[Extracted records]
┌────────
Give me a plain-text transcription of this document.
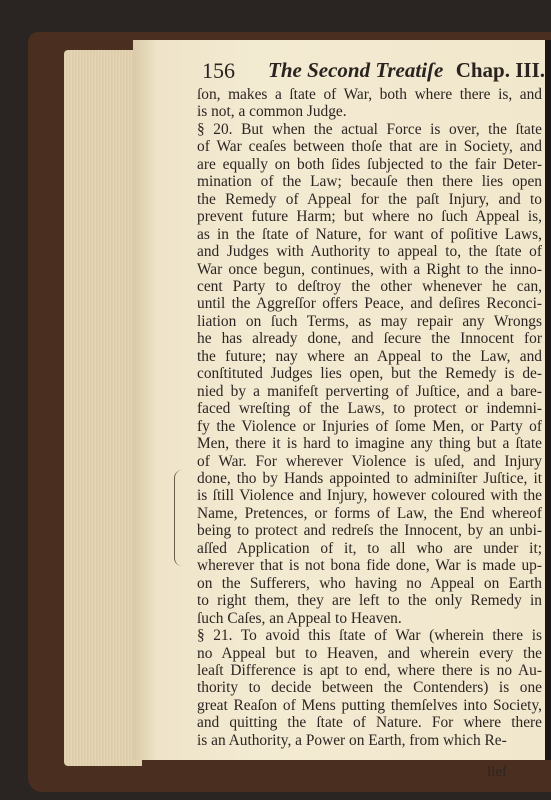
156 The Second Treatiſe Chap. III.
ſon, makes a ſtate of War, both where there is, and
is not, a common Judge.
§ 20. But when the actual Force is over, the ſtate
of War ceaſes between thoſe that are in Society, and
are equally on both ſides ſubjected to the fair Deter-
mination of the Law; becauſe then there lies open
the Remedy of Appeal for the paſt Injury, and to
prevent future Harm; but where no ſuch Appeal is,
as in the ſtate of Nature, for want of poſitive Laws,
and Judges with Authority to appeal to, the ſtate of
War once begun, continues, with a Right to the inno-
cent Party to deſtroy the other whenever he can,
until the Aggreſſor offers Peace, and deſires Reconci-
liation on ſuch Terms, as may repair any Wrongs
he has already done, and ſecure the Innocent for
the future; nay where an Appeal to the Law, and
conſtituted Judges lies open, but the Remedy is de-
nied by a manifeſt perverting of Juſtice, and a bare-
faced wreſting of the Laws, to protect or indemni-
fy the Violence or Injuries of ſome Men, or Party of
Men, there it is hard to imagine any thing but a ſtate
of War. For wherever Violence is uſed, and Injury
done, tho by Hands appointed to adminiſter Juſtice, it
is ſtill Violence and Injury, however coloured with the
Name, Pretences, or forms of Law, the End whereof
being to protect and redreſs the Innocent, by an unbi-
aſſed Application of it, to all who are under it;
wherever that is not bona fide done, War is made up-
on the Sufferers, who having no Appeal on Earth
to right them, they are left to the only Remedy in
ſuch Caſes, an Appeal to Heaven.
§ 21. To avoid this ſtate of War (wherein there is
no Appeal but to Heaven, and wherein every the
leaſt Difference is apt to end, where there is no Au-
thority to decide between the Contenders) is one
great Reaſon of Mens putting themſelves into Society,
and quitting the ſtate of Nature. For where there
is an Authority, a Power on Earth, from which Re-
lief
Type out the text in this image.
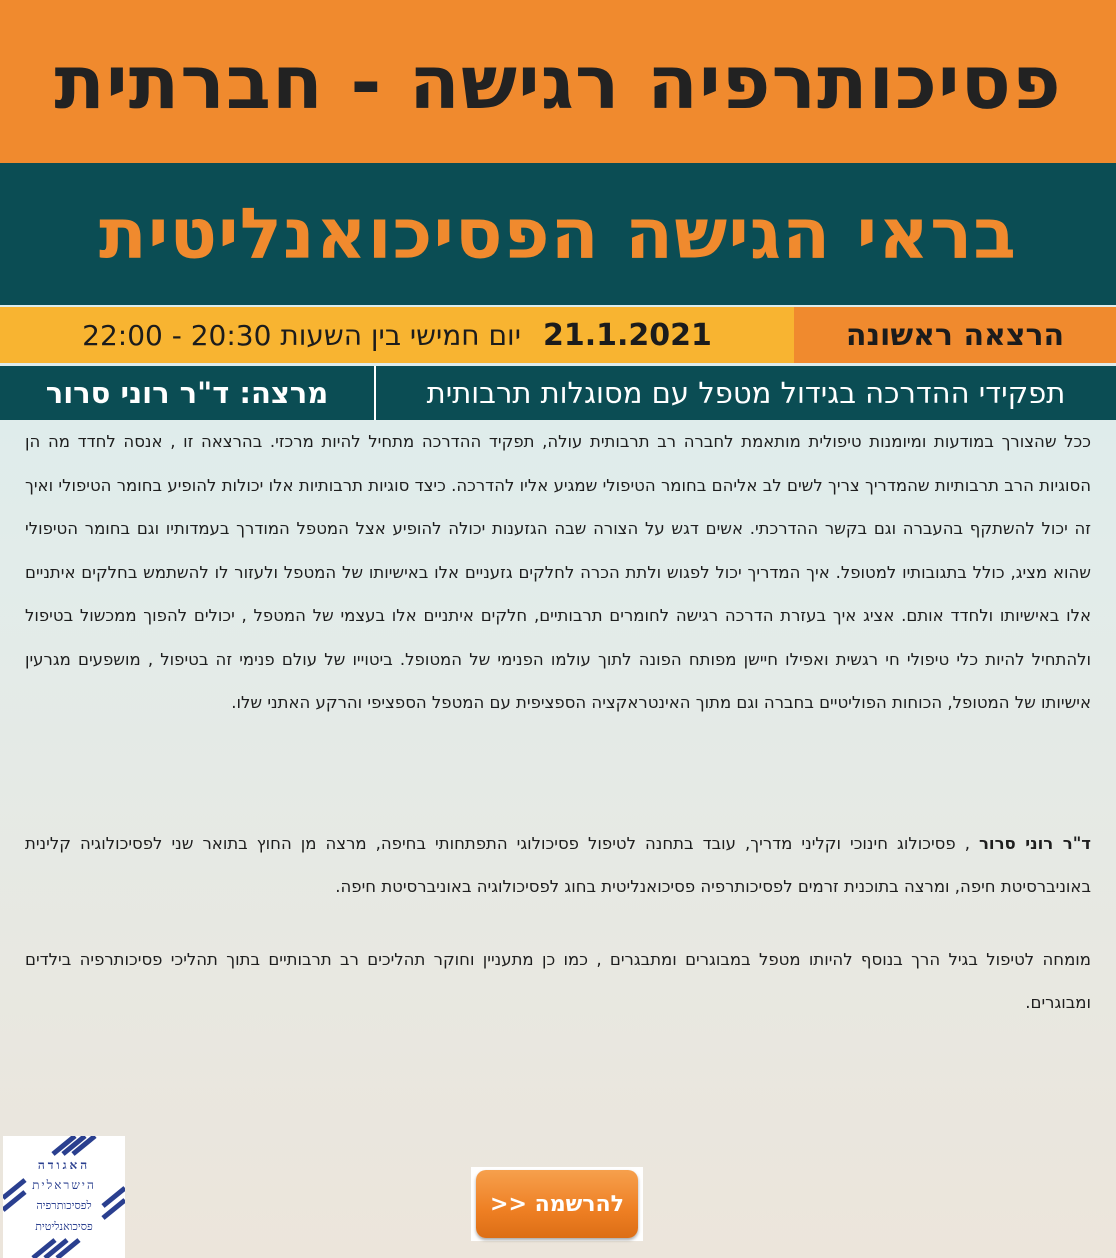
פסיכותרפיה רגישה - חברתית
בראי הגישה הפסיכואנליטית
הרצאה ראשונה
21.1.2021
יום חמישי בין השעות 20:30 - 22:00
תפקידי ההדרכה בגידול מטפל עם מסוגלות תרבותית
מרצה: ד"ר רוני סרור

ככל שהצורך במודעות ומיומנות טיפולית מותאמת לחברה רב תרבותית עולה, תפקיד ההדרכה מתחיל להיות מרכזי. בהרצאה זו , אנסה לחדד מה הן הסוגיות הרב תרבותיות שהמדריך צריך לשים לב אליהם בחומר הטיפולי שמגיע אליו להדרכה. כיצד סוגיות תרבותיות אלו יכולות להופיע בחומר הטיפולי ואיך זה יכול להשתקף בהעברה וגם בקשר ההדרכתי. אשים דגש על הצורה שבה הגזענות יכולה להופיע אצל המטפל המודרך בעמדותיו וגם בחומר הטיפולי שהוא מציג, כולל בתגובותיו למטופל. איך המדריך יכול לפגוש ולתת הכרה לחלקים גזעניים אלו באישיותו של המטפל ולעזור לו להשתמש בחלקים איתניים אלו באישיותו ולחדד אותם. אציג איך בעזרת הדרכה רגישה לחומרים תרבותיים, חלקים איתניים אלו בעצמי של המטפל , יכולים להפוך ממכשול בטיפול ולהתחיל להיות כלי טיפולי חי רגשית ואפילו חיישן מפותח הפונה לתוך עולמו הפנימי של המטופל. ביטוייו של עולם פנימי זה בטיפול , מושפעים מגרעין אישיותו של המטופל, הכוחות הפוליטיים בחברה וגם מתוך האינטראקציה הספציפית עם המטפל הספציפי והרקע האתני שלו.

ד"ר רוני סרור , פסיכולוג חינוכי וקליני מדריך, עובד בתחנה לטיפול פסיכולוגי התפתחותי בחיפה, מרצה מן החוץ בתואר שני לפסיכולוגיה קלינית באוניברסיטת חיפה, ומרצה בתוכנית זרמים לפסיכותרפיה פסיכואנליטית בחוג לפסיכולוגיה באוניברסיטת חיפה.

מומחה לטיפול בגיל הרך בנוסף להיותו מטפל במבוגרים ומתבגרים , כמו כן מתעניין וחוקר תהליכים רב תרבותיים בתוך תהליכי פסיכותרפיה בילדים ומבוגרים.

האגודה
הישראלית
לפסיכותרפיה
פסיכואנליטית
להרשמה <<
└────────
From the data, list each line in which the string "that" appears.

of War ceaſes between thoſe that are in Society, and
wherever that is not bona fide done, War is made up-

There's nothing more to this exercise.